**What the task asks:** Transcribe the records that follow, preserving every word.

--- Begin ---

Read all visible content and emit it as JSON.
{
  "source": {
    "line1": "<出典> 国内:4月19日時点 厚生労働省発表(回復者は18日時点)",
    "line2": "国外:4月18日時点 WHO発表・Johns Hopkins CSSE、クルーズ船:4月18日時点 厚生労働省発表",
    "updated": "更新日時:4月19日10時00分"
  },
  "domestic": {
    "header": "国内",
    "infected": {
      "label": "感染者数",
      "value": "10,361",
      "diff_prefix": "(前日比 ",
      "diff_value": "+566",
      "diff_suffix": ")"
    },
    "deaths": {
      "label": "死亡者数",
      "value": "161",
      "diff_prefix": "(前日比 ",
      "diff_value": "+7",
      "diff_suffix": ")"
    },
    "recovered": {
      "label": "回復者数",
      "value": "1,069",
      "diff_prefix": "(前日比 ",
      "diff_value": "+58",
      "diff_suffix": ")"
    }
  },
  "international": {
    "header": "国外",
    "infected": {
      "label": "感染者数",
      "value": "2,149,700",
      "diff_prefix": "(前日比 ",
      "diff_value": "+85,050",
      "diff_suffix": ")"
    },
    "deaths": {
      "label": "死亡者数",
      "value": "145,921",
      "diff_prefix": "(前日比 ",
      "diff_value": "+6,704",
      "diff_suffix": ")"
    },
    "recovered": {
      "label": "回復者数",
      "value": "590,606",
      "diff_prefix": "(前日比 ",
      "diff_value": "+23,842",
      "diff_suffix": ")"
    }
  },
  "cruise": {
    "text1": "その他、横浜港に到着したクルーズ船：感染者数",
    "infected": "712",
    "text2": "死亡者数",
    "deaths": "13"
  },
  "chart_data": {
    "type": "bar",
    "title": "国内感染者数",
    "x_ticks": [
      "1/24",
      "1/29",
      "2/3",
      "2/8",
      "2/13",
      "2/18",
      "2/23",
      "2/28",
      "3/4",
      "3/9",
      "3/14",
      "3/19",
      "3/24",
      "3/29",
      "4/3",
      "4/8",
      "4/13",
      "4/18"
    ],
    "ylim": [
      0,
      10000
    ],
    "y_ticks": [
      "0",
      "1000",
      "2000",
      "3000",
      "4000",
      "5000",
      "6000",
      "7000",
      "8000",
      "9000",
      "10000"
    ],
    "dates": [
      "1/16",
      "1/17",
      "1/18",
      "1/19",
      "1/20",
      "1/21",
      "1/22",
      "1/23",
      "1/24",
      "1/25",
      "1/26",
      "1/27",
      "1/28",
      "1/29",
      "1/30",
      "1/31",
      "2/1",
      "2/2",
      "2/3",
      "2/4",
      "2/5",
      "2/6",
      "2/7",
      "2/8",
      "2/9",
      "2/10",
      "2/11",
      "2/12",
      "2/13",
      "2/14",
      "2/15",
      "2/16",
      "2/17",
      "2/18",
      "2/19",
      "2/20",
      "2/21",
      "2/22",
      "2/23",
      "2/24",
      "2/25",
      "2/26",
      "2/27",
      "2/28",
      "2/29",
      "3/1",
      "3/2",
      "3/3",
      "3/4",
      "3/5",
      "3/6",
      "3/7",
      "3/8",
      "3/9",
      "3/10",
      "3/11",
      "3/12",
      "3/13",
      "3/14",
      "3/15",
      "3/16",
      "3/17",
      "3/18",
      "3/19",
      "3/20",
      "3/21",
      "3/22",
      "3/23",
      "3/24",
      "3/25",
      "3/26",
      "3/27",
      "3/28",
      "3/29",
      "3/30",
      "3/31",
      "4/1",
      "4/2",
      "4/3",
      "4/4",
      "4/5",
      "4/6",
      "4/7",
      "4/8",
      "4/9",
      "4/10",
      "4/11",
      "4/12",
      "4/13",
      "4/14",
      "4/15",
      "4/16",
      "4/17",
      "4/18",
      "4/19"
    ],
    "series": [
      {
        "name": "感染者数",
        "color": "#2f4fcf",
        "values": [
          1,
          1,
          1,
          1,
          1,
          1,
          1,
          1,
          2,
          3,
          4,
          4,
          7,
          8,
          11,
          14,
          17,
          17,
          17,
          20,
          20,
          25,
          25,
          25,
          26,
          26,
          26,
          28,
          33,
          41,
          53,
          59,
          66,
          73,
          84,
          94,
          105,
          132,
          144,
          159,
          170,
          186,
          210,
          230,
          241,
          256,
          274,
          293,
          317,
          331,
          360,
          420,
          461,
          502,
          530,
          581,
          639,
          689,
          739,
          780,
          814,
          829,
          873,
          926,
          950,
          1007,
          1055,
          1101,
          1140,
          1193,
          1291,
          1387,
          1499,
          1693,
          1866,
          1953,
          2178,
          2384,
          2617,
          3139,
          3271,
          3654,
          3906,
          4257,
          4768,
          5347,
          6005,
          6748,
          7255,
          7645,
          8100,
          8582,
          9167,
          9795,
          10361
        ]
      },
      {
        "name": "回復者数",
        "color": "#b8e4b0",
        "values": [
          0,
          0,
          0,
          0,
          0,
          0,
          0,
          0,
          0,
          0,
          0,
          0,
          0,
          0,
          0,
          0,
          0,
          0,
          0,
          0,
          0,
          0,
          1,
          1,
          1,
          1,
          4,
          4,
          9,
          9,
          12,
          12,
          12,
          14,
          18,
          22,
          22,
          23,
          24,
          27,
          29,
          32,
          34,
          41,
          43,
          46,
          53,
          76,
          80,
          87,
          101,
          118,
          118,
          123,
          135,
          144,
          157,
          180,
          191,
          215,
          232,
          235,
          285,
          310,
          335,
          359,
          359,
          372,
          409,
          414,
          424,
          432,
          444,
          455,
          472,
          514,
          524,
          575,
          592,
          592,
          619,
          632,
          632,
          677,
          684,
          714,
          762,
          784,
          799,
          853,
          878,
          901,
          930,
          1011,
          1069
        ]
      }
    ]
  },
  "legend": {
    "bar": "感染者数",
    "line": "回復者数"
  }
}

--- End ---

**Task output:**
Read all visible content and emit it as JSON.
{
  "source": {
    "line1": "<出典> 国内:4月19日時点 厚生労働省発表(回復者は18日時点)",
    "line2": "国外:4月18日時点 WHO発表・Johns Hopkins CSSE、クルーズ船:4月18日時点 厚生労働省発表",
    "updated": "更新日時:4月19日10時00分"
  },
  "domestic": {
    "header": "国内",
    "infected": {
      "label": "感染者数",
      "value": "10,361",
      "diff_prefix": "(前日比 ",
      "diff_value": "+566",
      "diff_suffix": ")"
    },
    "deaths": {
      "label": "死亡者数",
      "value": "161",
      "diff_prefix": "(前日比 ",
      "diff_value": "+7",
      "diff_suffix": ")"
    },
    "recovered": {
      "label": "回復者数",
      "value": "1,069",
      "diff_prefix": "(前日比 ",
      "diff_value": "+58",
      "diff_suffix": ")"
    }
  },
  "international": {
    "header": "国外",
    "infected": {
      "label": "感染者数",
      "value": "2,149,700",
      "diff_prefix": "(前日比 ",
      "diff_value": "+85,050",
      "diff_suffix": ")"
    },
    "deaths": {
      "label": "死亡者数",
      "value": "145,921",
      "diff_prefix": "(前日比 ",
      "diff_value": "+6,704",
      "diff_suffix": ")"
    },
    "recovered": {
      "label": "回復者数",
      "value": "590,606",
      "diff_prefix": "(前日比 ",
      "diff_value": "+23,842",
      "diff_suffix": ")"
    }
  },
  "cruise": {
    "text1": "その他、横浜港に到着したクルーズ船：感染者数",
    "infected": "712",
    "text2": "死亡者数",
    "deaths": "13"
  },
  "chart_data": {
    "type": "bar",
    "title": "国内感染者数",
    "x_ticks": [
      "1/24",
      "1/29",
      "2/3",
      "2/8",
      "2/13",
      "2/18",
      "2/23",
      "2/28",
      "3/4",
      "3/9",
      "3/14",
      "3/19",
      "3/24",
      "3/29",
      "4/3",
      "4/8",
      "4/13",
      "4/18"
    ],
    "ylim": [
      0,
      10000
    ],
    "y_ticks": [
      "0",
      "1000",
      "2000",
      "3000",
      "4000",
      "5000",
      "6000",
      "7000",
      "8000",
      "9000",
      "10000"
    ],
    "dates": [
      "1/16",
      "1/17",
      "1/18",
      "1/19",
      "1/20",
      "1/21",
      "1/22",
      "1/23",
      "1/24",
      "1/25",
      "1/26",
      "1/27",
      "1/28",
      "1/29",
      "1/30",
      "1/31",
      "2/1",
      "2/2",
      "2/3",
      "2/4",
      "2/5",
      "2/6",
      "2/7",
      "2/8",
      "2/9",
      "2/10",
      "2/11",
      "2/12",
      "2/13",
      "2/14",
      "2/15",
      "2/16",
      "2/17",
      "2/18",
      "2/19",
      "2/20",
      "2/21",
      "2/22",
      "2/23",
      "2/24",
      "2/25",
      "2/26",
      "2/27",
      "2/28",
      "2/29",
      "3/1",
      "3/2",
      "3/3",
      "3/4",
      "3/5",
      "3/6",
      "3/7",
      "3/8",
      "3/9",
      "3/10",
      "3/11",
      "3/12",
      "3/13",
      "3/14",
      "3/15",
      "3/16",
      "3/17",
      "3/18",
      "3/19",
      "3/20",
      "3/21",
      "3/22",
      "3/23",
      "3/24",
      "3/25",
      "3/26",
      "3/27",
      "3/28",
      "3/29",
      "3/30",
      "3/31",
      "4/1",
      "4/2",
      "4/3",
      "4/4",
      "4/5",
      "4/6",
      "4/7",
      "4/8",
      "4/9",
      "4/10",
      "4/11",
      "4/12",
      "4/13",
      "4/14",
      "4/15",
      "4/16",
      "4/17",
      "4/18",
      "4/19"
    ],
    "series": [
      {
        "name": "感染者数",
        "color": "#2f4fcf",
        "values": [
          1,
          1,
          1,
          1,
          1,
          1,
          1,
          1,
          2,
          3,
          4,
          4,
          7,
          8,
          11,
          14,
          17,
          17,
          17,
          20,
          20,
          25,
          25,
          25,
          26,
          26,
          26,
          28,
          33,
          41,
          53,
          59,
          66,
          73,
          84,
          94,
          105,
          132,
          144,
          159,
          170,
          186,
          210,
          230,
          241,
          256,
          274,
          293,
          317,
          331,
          360,
          420,
          461,
          502,
          530,
          581,
          639,
          689,
          739,
          780,
          814,
          829,
          873,
          926,
          950,
          1007,
          1055,
          1101,
          1140,
          1193,
          1291,
          1387,
          1499,
          1693,
          1866,
          1953,
          2178,
          2384,
          2617,
          3139,
          3271,
          3654,
          3906,
          4257,
          4768,
          5347,
          6005,
          6748,
          7255,
          7645,
          8100,
          8582,
          9167,
          9795,
          10361
        ]
      },
      {
        "name": "回復者数",
        "color": "#b8e4b0",
        "values": [
          0,
          0,
          0,
          0,
          0,
          0,
          0,
          0,
          0,
          0,
          0,
          0,
          0,
          0,
          0,
          0,
          0,
          0,
          0,
          0,
          0,
          0,
          1,
          1,
          1,
          1,
          4,
          4,
          9,
          9,
          12,
          12,
          12,
          14,
          18,
          22,
          22,
          23,
          24,
          27,
          29,
          32,
          34,
          41,
          43,
          46,
          53,
          76,
          80,
          87,
          101,
          118,
          118,
          123,
          135,
          144,
          157,
          180,
          191,
          215,
          232,
          235,
          285,
          310,
          335,
          359,
          359,
          372,
          409,
          414,
          424,
          432,
          444,
          455,
          472,
          514,
          524,
          575,
          592,
          592,
          619,
          632,
          632,
          677,
          684,
          714,
          762,
          784,
          799,
          853,
          878,
          901,
          930,
          1011,
          1069
        ]
      }
    ]
  },
  "legend": {
    "bar": "感染者数",
    "line": "回復者数"
  }
}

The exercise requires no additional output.